▶ TASK TO COMPLETE
Repeat each entry as written and leave the images out of the copy.

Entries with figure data
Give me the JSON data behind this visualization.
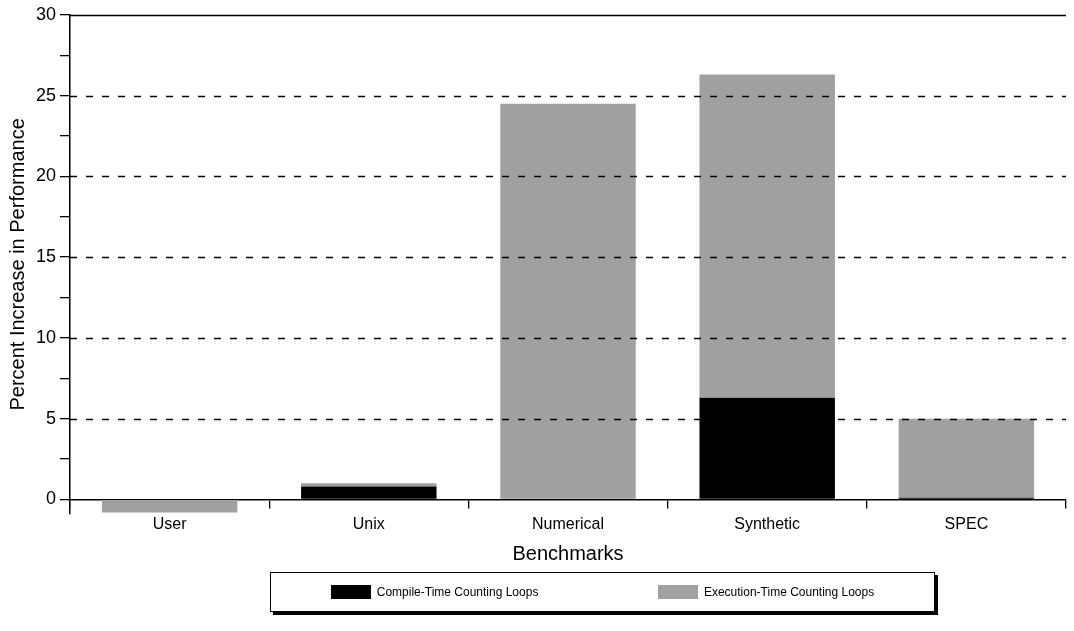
{
  "chart_data": {
    "type": "bar",
    "stacked": true,
    "xlabel": "Benchmarks",
    "ylabel": "Percent Increase in Performance",
    "categories": [
      "User",
      "Unix",
      "Numerical",
      "Synthetic",
      "SPEC"
    ],
    "series": [
      {
        "name": "Compile-Time Counting Loops",
        "color": "#000000",
        "values": [
          0,
          0.8,
          0,
          6.3,
          0.1
        ]
      },
      {
        "name": "Execution-Time Counting Loops",
        "color": "#a0a0a0",
        "values": [
          -0.8,
          0.2,
          24.5,
          20.0,
          4.9
        ]
      }
    ],
    "ylim": [
      -0.9,
      30
    ],
    "yticks": [
      0,
      {
        "value": 2.5,
        "label": null
      },
      5,
      {
        "value": 7.5,
        "label": null
      },
      10,
      {
        "value": 12.5,
        "label": null
      },
      15,
      {
        "value": 17.5,
        "label": null
      },
      20,
      {
        "value": 22.5,
        "label": null
      },
      25,
      {
        "value": 27.5,
        "label": null
      },
      30
    ],
    "grid": "y",
    "legend": "bottom"
  }
}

▶ CORRECT RESULT
Give me the JSON data behind this visualization.
{
  "chart_data": {
    "type": "bar",
    "stacked": true,
    "xlabel": "Benchmarks",
    "ylabel": "Percent Increase in Performance",
    "categories": [
      "User",
      "Unix",
      "Numerical",
      "Synthetic",
      "SPEC"
    ],
    "series": [
      {
        "name": "Compile-Time Counting Loops",
        "color": "#000000",
        "values": [
          0,
          0.8,
          0,
          6.3,
          0.1
        ]
      },
      {
        "name": "Execution-Time Counting Loops",
        "color": "#a0a0a0",
        "values": [
          -0.8,
          0.2,
          24.5,
          20.0,
          4.9
        ]
      }
    ],
    "ylim": [
      -0.9,
      30
    ],
    "yticks": [
      0,
      {
        "value": 2.5,
        "label": null
      },
      5,
      {
        "value": 7.5,
        "label": null
      },
      10,
      {
        "value": 12.5,
        "label": null
      },
      15,
      {
        "value": 17.5,
        "label": null
      },
      20,
      {
        "value": 22.5,
        "label": null
      },
      25,
      {
        "value": 27.5,
        "label": null
      },
      30
    ],
    "grid": "y",
    "legend": "bottom"
  }
}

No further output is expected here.